## START EXERCISE MATERIAL

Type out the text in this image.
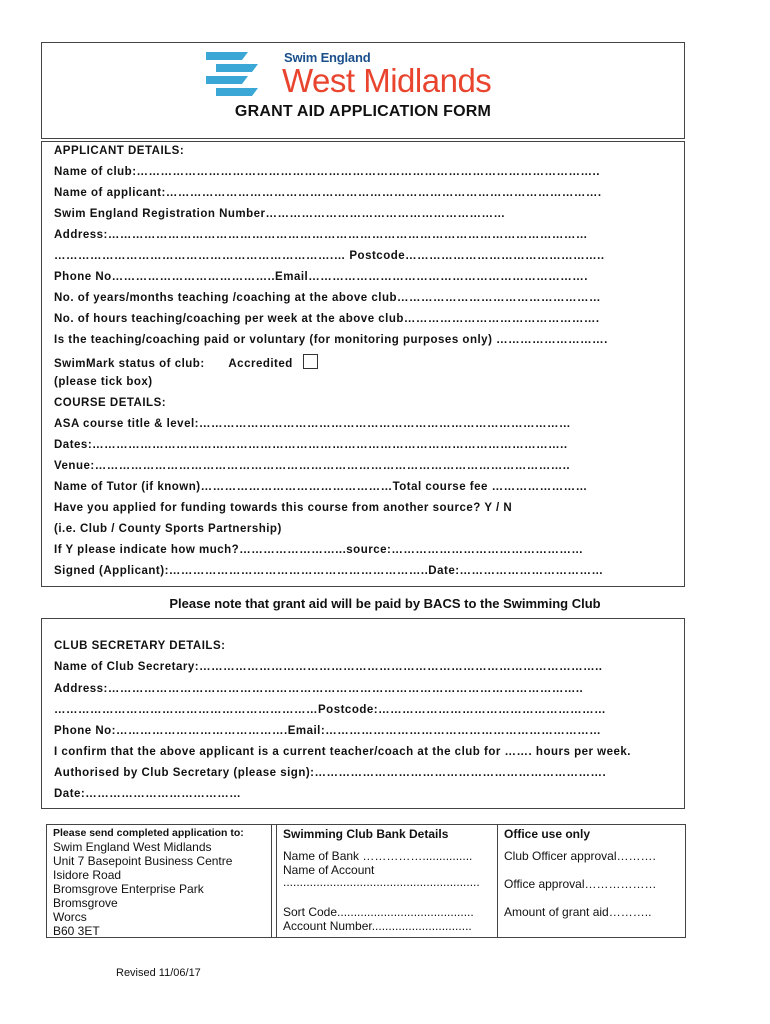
Swim England
West Midlands
GRANT AID APPLICATION FORM
APPLICANT DETAILS:
Name of club:……………………………………………………………………………………………………..
Name of applicant:……………………………………………………………………………………………….
Swim England Registration Number……………………………………………………
Address:…………………………………………………………………………………………………………
…………………………………………………………….… Postcode…………………………………………..
Phone No…………………………………..Email…………………………………………………………….
No. of years/months teaching /coaching at the above club……………………………………………
No. of hours teaching/coaching per week at the above club………………………………………….
Is the teaching/coaching paid or voluntary (for monitoring purposes only) ……………………….
SwimMark status of club: Accredited
(please tick box)
COURSE DETAILS:
ASA course title & level:…………………………………………………………………………………
Dates:………………………………………………………………………………………………………..
Venue:………………………………………………………………………………………………………..
Name of Tutor (if known)…………………………………………Total course fee ……………………
Have you applied for funding towards this course from another source? Y / N
(i.e. Club / County Sports Partnership)
If Y please indicate how much?……………………...source:…………………………………………
Signed (Applicant):………………………………………………………..Date:………………………………
Please note that grant aid will be paid by BACS to the Swimming Club
CLUB SECRETARY DETAILS:
Name of Club Secretary:………………………………………………………………………………………..
Address:………………………………………………………………………………………………………..
…………………………………………………………Postcode:…………………………………………………
Phone No:…………………………………….Email:……………………………………………………………
I confirm that the above applicant is a current teacher/coach at the club for ……. hours per week.
Authorised by Club Secretary (please sign):……………………………………………………………….
Date:…………………………………
Please send completed application to:
Swim England West Midlands
Unit 7 Basepoint Business Centre
Isidore Road
Bromsgrove Enterprise Park
Bromsgrove
Worcs
B60 3ET
Swimming Club Bank Details
Name of Bank ……………...............
Name of Account
...........................................................
Sort Code.........................................
Account Number..............................
Office use only
Club Officer approval……….
Office approval………………
Amount of grant aid………..
Revised 11/06/17
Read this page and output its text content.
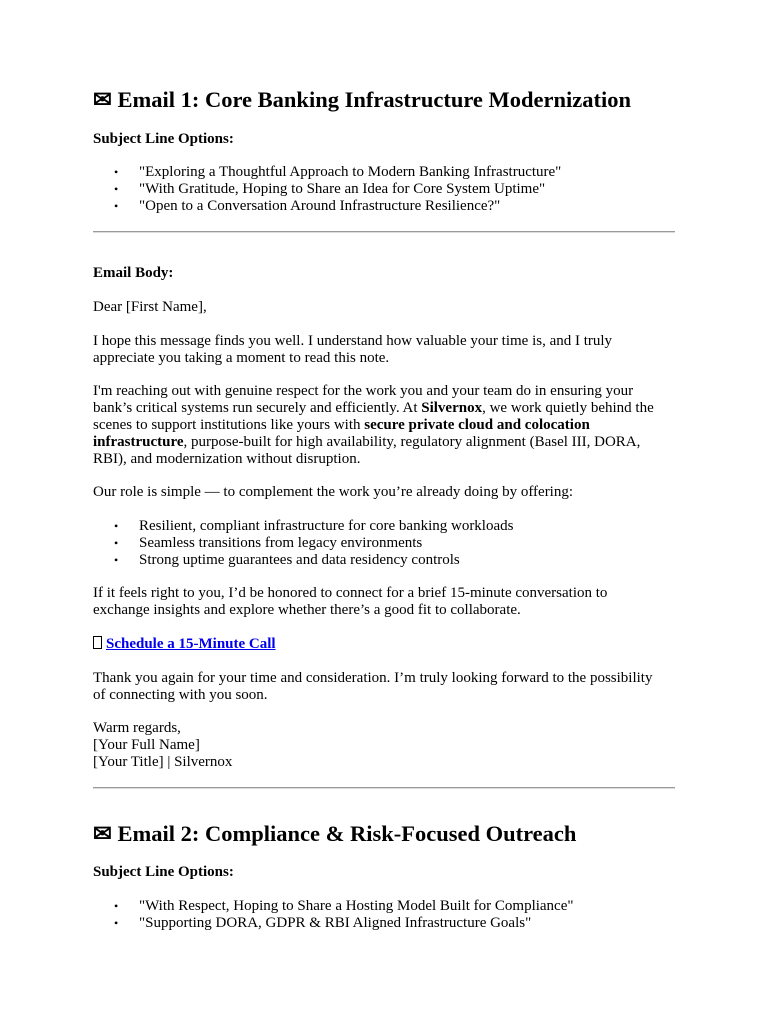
✉ Email 1: Core Banking Infrastructure Modernization
Subject Line Options:
• "Exploring a Thoughtful Approach to Modern Banking Infrastructure"
• "With Gratitude, Hoping to Share an Idea for Core System Uptime"
• "Open to a Conversation Around Infrastructure Resilience?"
Email Body:

Dear [First Name],

I hope this message finds you well. I understand how valuable your time is, and I truly
appreciate you taking a moment to read this note.

I'm reaching out with genuine respect for the work you and your team do in ensuring your
bank’s critical systems run securely and efficiently. At Silvernox, we work quietly behind the
scenes to support institutions like yours with secure private cloud and colocation
infrastructure, purpose-built for high availability, regulatory alignment (Basel III, DORA,
RBI), and modernization without disruption.

Our role is simple — to complement the work you’re already doing by offering:

• Resilient, compliant infrastructure for core banking workloads
• Seamless transitions from legacy environments
• Strong uptime guarantees and data residency controls

If it feels right to you, I’d be honored to connect for a brief 15-minute conversation to
exchange insights and explore whether there’s a good fit to collaborate.

Schedule a 15-Minute Call

Thank you again for your time and consideration. I’m truly looking forward to the possibility
of connecting with you soon.

Warm regards,
[Your Full Name]
[Your Title] | Silvernox

✉ Email 2: Compliance & Risk-Focused Outreach
Subject Line Options:
• "With Respect, Hoping to Share a Hosting Model Built for Compliance"
• "Supporting DORA, GDPR & RBI Aligned Infrastructure Goals"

## END EXERCISE MATERIAL

> EXERCISE TASK: Write out the listing word for word, omitting the pictures it holds.

> RESULT OF THE EXERCISE:
Type out the text in this image.
Swim England
West Midlands
GRANT AID APPLICATION FORM
APPLICANT DETAILS:
Name of club:……………………………………………………………………………………………………..
Name of applicant:……………………………………………………………………………………………….
Swim England Registration Number……………………………………………………
Address:…………………………………………………………………………………………………………
…………………………………………………………….… Postcode…………………………………………..
Phone No…………………………………..Email…………………………………………………………….
No. of years/months teaching /coaching at the above club……………………………………………
No. of hours teaching/coaching per week at the above club………………………………………….
Is the teaching/coaching paid or voluntary (for monitoring purposes only) ……………………….
SwimMark status of club: Accredited
(please tick box)
COURSE DETAILS:
ASA course title & level:…………………………………………………………………………………
Dates:………………………………………………………………………………………………………..
Venue:………………………………………………………………………………………………………..
Name of Tutor (if known)…………………………………………Total course fee ……………………
Have you applied for funding towards this course from another source? Y / N
(i.e. Club / County Sports Partnership)
If Y please indicate how much?……………………...source:…………………………………………
Signed (Applicant):………………………………………………………..Date:………………………………
Please note that grant aid will be paid by BACS to the Swimming Club
CLUB SECRETARY DETAILS:
Name of Club Secretary:………………………………………………………………………………………..
Address:………………………………………………………………………………………………………..
…………………………………………………………Postcode:…………………………………………………
Phone No:…………………………………….Email:……………………………………………………………
I confirm that the above applicant is a current teacher/coach at the club for ……. hours per week.
Authorised by Club Secretary (please sign):……………………………………………………………….
Date:…………………………………
Please send completed application to:
Swim England West Midlands
Unit 7 Basepoint Business Centre
Isidore Road
Bromsgrove Enterprise Park
Bromsgrove
Worcs
B60 3ET
Swimming Club Bank Details
Name of Bank ……………...............
Name of Account
...........................................................
Sort Code.........................................
Account Number..............................
Office use only
Club Officer approval……….
Office approval………………
Amount of grant aid………..
Revised 11/06/17
Read this page and output its text content.
✉ Email 1: Core Banking Infrastructure Modernization
Subject Line Options:
• "Exploring a Thoughtful Approach to Modern Banking Infrastructure"
• "With Gratitude, Hoping to Share an Idea for Core System Uptime"
• "Open to a Conversation Around Infrastructure Resilience?"
Email Body:

Dear [First Name],

I hope this message finds you well. I understand how valuable your time is, and I truly
appreciate you taking a moment to read this note.

I'm reaching out with genuine respect for the work you and your team do in ensuring your
bank’s critical systems run securely and efficiently. At Silvernox, we work quietly behind the
scenes to support institutions like yours with secure private cloud and colocation
infrastructure, purpose-built for high availability, regulatory alignment (Basel III, DORA,
RBI), and modernization without disruption.

Our role is simple — to complement the work you’re already doing by offering:

• Resilient, compliant infrastructure for core banking workloads
• Seamless transitions from legacy environments
• Strong uptime guarantees and data residency controls

If it feels right to you, I’d be honored to connect for a brief 15-minute conversation to
exchange insights and explore whether there’s a good fit to collaborate.

Schedule a 15-Minute Call

Thank you again for your time and consideration. I’m truly looking forward to the possibility
of connecting with you soon.

Warm regards,
[Your Full Name]
[Your Title] | Silvernox

✉ Email 2: Compliance & Risk-Focused Outreach
Subject Line Options:
• "With Respect, Hoping to Share a Hosting Model Built for Compliance"
• "Supporting DORA, GDPR & RBI Aligned Infrastructure Goals"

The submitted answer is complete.